### PROBLEM DETAILS
Find the line containing "Decode this image". Retype it and every later line of the records exactly, leaving out pictures.

*** PROVIDED ENTRIES ***

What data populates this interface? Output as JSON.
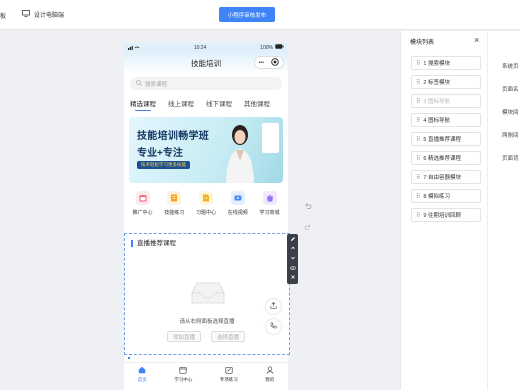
{
  "topbar": {
    "left_fragment": "板",
    "desktop_label": "设计电脑端",
    "publish_label": "小程序审核发布"
  },
  "phone": {
    "status": {
      "time": "10:24",
      "battery": "100%"
    },
    "title": "技能培训",
    "capsule": {
      "more": "•••"
    },
    "search_placeholder": "搜索课程",
    "tabs": [
      "精选课程",
      "线上课程",
      "线下课程",
      "其他课程"
    ],
    "banner": {
      "line1": "技能培训畅学班",
      "line2": "专业+专注",
      "pill": "技术轻松学习更多技能"
    },
    "icons": [
      {
        "label": "推广中心",
        "icon": "calendar-icon",
        "color": "#ef5a6f",
        "bg": "#fde8ec"
      },
      {
        "label": "技能练习",
        "icon": "book-icon",
        "color": "#f3a422",
        "bg": "#fef2dc"
      },
      {
        "label": "习题中心",
        "icon": "doc-icon",
        "color": "#f2b21d",
        "bg": "#fef6dc"
      },
      {
        "label": "在线视频",
        "icon": "video-icon",
        "color": "#4a8ef6",
        "bg": "#e4efff"
      },
      {
        "label": "学习商城",
        "icon": "shop-icon",
        "color": "#9a6ef0",
        "bg": "#efe8fe"
      }
    ],
    "module": {
      "title": "直播推荐课程",
      "hint": "请从右侧面板选择直播",
      "btn_add": "添加直播",
      "btn_select": "选择直播"
    },
    "tabbar": [
      {
        "label": "首页",
        "icon": "home-icon"
      },
      {
        "label": "学习中心",
        "icon": "calendar-icon"
      },
      {
        "label": "专项练习",
        "icon": "edit-icon"
      },
      {
        "label": "我的",
        "icon": "user-icon"
      }
    ]
  },
  "panel": {
    "header": "模块列表",
    "items": [
      {
        "label": "1 搜索模块",
        "disabled": false
      },
      {
        "label": "2 标签模块",
        "disabled": false
      },
      {
        "label": "3 图标导航",
        "disabled": true
      },
      {
        "label": "4 图标导航",
        "disabled": false
      },
      {
        "label": "5 直播推荐课程",
        "disabled": false
      },
      {
        "label": "6 精选推荐课程",
        "disabled": false
      },
      {
        "label": "7 自由容器模块",
        "disabled": false
      },
      {
        "label": "8 模拟练习",
        "disabled": false
      },
      {
        "label": "9 往期培训回顾",
        "disabled": false
      }
    ],
    "right_items": [
      "系统页",
      "页面名",
      "模块间",
      "两侧间",
      "页面背"
    ]
  },
  "colors": {
    "accent": "#3e84f7"
  }
}
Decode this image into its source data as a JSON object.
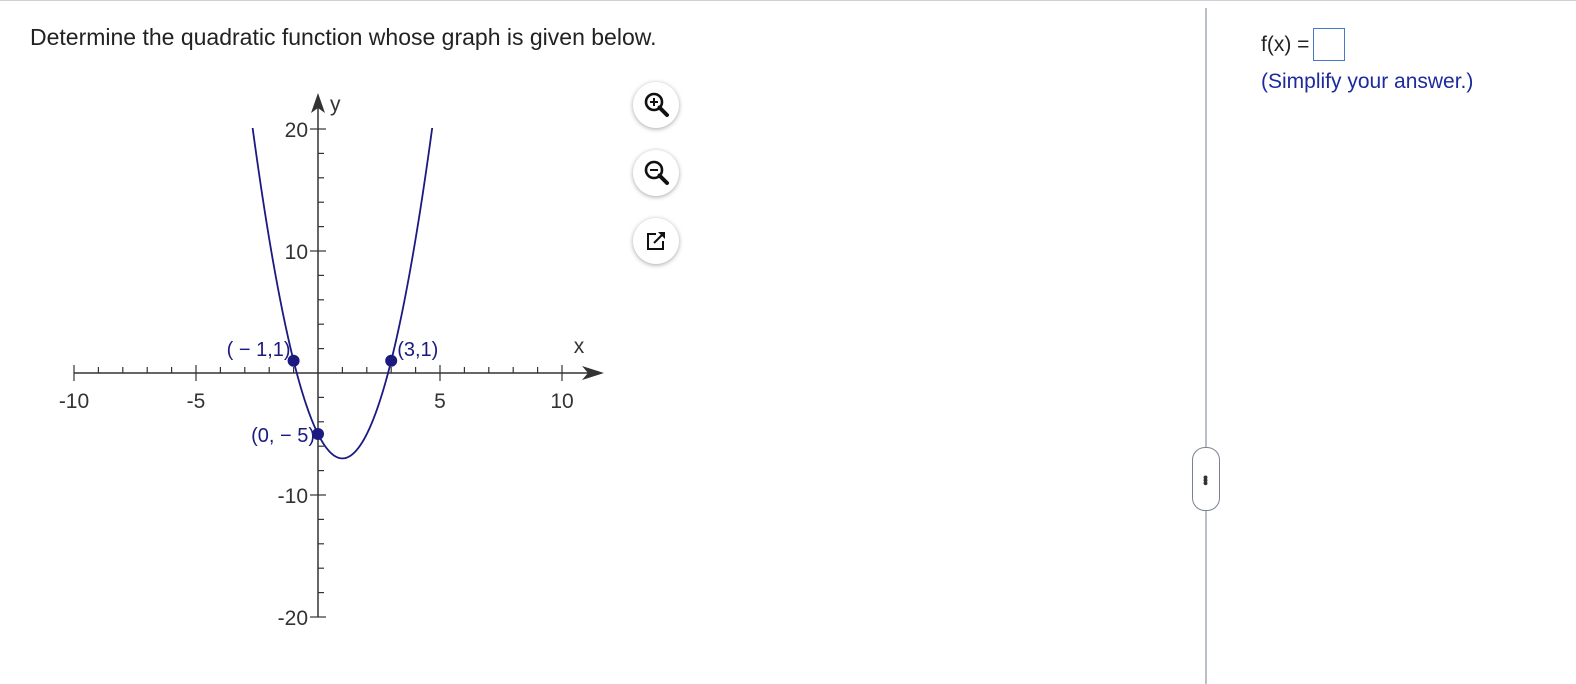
{
  "question": "Determine the quadratic function whose graph is given below.",
  "answer": {
    "label": "f(x) =",
    "value": "",
    "hint": "(Simplify your answer.)"
  },
  "tools": {
    "zoom_in_icon": "zoom-in-icon",
    "zoom_out_icon": "zoom-out-icon",
    "popout_icon": "popout-icon"
  },
  "colors": {
    "curve": "#1a1a80",
    "accent": "#1c2a9e",
    "input_border": "#4a78c9"
  },
  "chart_data": {
    "type": "line",
    "function": "y = 2x^2 - 4x - 5",
    "xlim": [
      -10,
      10
    ],
    "ylim": [
      -20,
      20
    ],
    "xlabel": "x",
    "ylabel": "y",
    "x_ticks": [
      "-10",
      "-5",
      "5",
      "10"
    ],
    "y_ticks": [
      "20",
      "10",
      "-10",
      "-20"
    ],
    "curve_domain": [
      -2.7,
      4.7
    ],
    "points": [
      {
        "x": -1,
        "y": 1,
        "label": "( − 1,1)"
      },
      {
        "x": 0,
        "y": -5,
        "label": "(0, − 5)"
      },
      {
        "x": 3,
        "y": 1,
        "label": "(3,1)"
      }
    ],
    "grid": false
  }
}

***

### EXERCISE ANSWER
Decode this image into its source data as a JSON object.
{
  "question": "Determine the quadratic function whose graph is given below.",
  "answer": {
    "label": "f(x) =",
    "value": "",
    "hint": "(Simplify your answer.)"
  },
  "tools": {
    "zoom_in_icon": "zoom-in-icon",
    "zoom_out_icon": "zoom-out-icon",
    "popout_icon": "popout-icon"
  },
  "colors": {
    "curve": "#1a1a80",
    "accent": "#1c2a9e",
    "input_border": "#4a78c9"
  },
  "chart_data": {
    "type": "line",
    "function": "y = 2x^2 - 4x - 5",
    "xlim": [
      -10,
      10
    ],
    "ylim": [
      -20,
      20
    ],
    "xlabel": "x",
    "ylabel": "y",
    "x_ticks": [
      "-10",
      "-5",
      "5",
      "10"
    ],
    "y_ticks": [
      "20",
      "10",
      "-10",
      "-20"
    ],
    "curve_domain": [
      -2.7,
      4.7
    ],
    "points": [
      {
        "x": -1,
        "y": 1,
        "label": "( − 1,1)"
      },
      {
        "x": 0,
        "y": -5,
        "label": "(0, − 5)"
      },
      {
        "x": 3,
        "y": 1,
        "label": "(3,1)"
      }
    ],
    "grid": false
  }
}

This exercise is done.